Each entry that follows must be output without any deviation.

== Provided material

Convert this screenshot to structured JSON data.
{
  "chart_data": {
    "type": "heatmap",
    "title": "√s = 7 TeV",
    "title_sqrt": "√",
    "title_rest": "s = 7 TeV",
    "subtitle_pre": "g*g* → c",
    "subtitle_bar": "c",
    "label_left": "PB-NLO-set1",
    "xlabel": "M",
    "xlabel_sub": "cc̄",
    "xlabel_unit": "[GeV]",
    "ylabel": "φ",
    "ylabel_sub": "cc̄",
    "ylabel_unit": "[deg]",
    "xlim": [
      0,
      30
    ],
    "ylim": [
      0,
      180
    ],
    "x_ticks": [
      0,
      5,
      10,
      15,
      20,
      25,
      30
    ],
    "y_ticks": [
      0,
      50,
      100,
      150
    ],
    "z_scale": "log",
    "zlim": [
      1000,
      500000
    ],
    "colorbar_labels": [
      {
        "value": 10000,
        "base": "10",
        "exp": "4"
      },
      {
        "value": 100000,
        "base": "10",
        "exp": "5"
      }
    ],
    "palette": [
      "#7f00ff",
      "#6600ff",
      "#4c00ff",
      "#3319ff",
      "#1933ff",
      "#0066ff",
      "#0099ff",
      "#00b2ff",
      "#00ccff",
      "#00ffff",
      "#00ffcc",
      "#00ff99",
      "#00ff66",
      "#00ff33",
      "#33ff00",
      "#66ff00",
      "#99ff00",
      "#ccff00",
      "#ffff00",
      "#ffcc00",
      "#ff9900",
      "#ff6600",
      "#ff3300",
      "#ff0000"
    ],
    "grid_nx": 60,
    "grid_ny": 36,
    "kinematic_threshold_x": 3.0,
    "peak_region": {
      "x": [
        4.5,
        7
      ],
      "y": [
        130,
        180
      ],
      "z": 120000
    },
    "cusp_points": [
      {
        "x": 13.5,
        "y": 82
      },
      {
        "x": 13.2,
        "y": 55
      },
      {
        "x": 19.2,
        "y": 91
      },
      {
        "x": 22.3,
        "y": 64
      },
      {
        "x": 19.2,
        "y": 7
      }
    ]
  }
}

====

** Answer to the problem **
Convert this screenshot to structured JSON data.
{
  "chart_data": {
    "type": "heatmap",
    "title": "√s = 7 TeV",
    "title_sqrt": "√",
    "title_rest": "s = 7 TeV",
    "subtitle_pre": "g*g* → c",
    "subtitle_bar": "c",
    "label_left": "PB-NLO-set1",
    "xlabel": "M",
    "xlabel_sub": "cc̄",
    "xlabel_unit": "[GeV]",
    "ylabel": "φ",
    "ylabel_sub": "cc̄",
    "ylabel_unit": "[deg]",
    "xlim": [
      0,
      30
    ],
    "ylim": [
      0,
      180
    ],
    "x_ticks": [
      0,
      5,
      10,
      15,
      20,
      25,
      30
    ],
    "y_ticks": [
      0,
      50,
      100,
      150
    ],
    "z_scale": "log",
    "zlim": [
      1000,
      500000
    ],
    "colorbar_labels": [
      {
        "value": 10000,
        "base": "10",
        "exp": "4"
      },
      {
        "value": 100000,
        "base": "10",
        "exp": "5"
      }
    ],
    "palette": [
      "#7f00ff",
      "#6600ff",
      "#4c00ff",
      "#3319ff",
      "#1933ff",
      "#0066ff",
      "#0099ff",
      "#00b2ff",
      "#00ccff",
      "#00ffff",
      "#00ffcc",
      "#00ff99",
      "#00ff66",
      "#00ff33",
      "#33ff00",
      "#66ff00",
      "#99ff00",
      "#ccff00",
      "#ffff00",
      "#ffcc00",
      "#ff9900",
      "#ff6600",
      "#ff3300",
      "#ff0000"
    ],
    "grid_nx": 60,
    "grid_ny": 36,
    "kinematic_threshold_x": 3.0,
    "peak_region": {
      "x": [
        4.5,
        7
      ],
      "y": [
        130,
        180
      ],
      "z": 120000
    },
    "cusp_points": [
      {
        "x": 13.5,
        "y": 82
      },
      {
        "x": 13.2,
        "y": 55
      },
      {
        "x": 19.2,
        "y": 91
      },
      {
        "x": 22.3,
        "y": 64
      },
      {
        "x": 19.2,
        "y": 7
      }
    ]
  }
}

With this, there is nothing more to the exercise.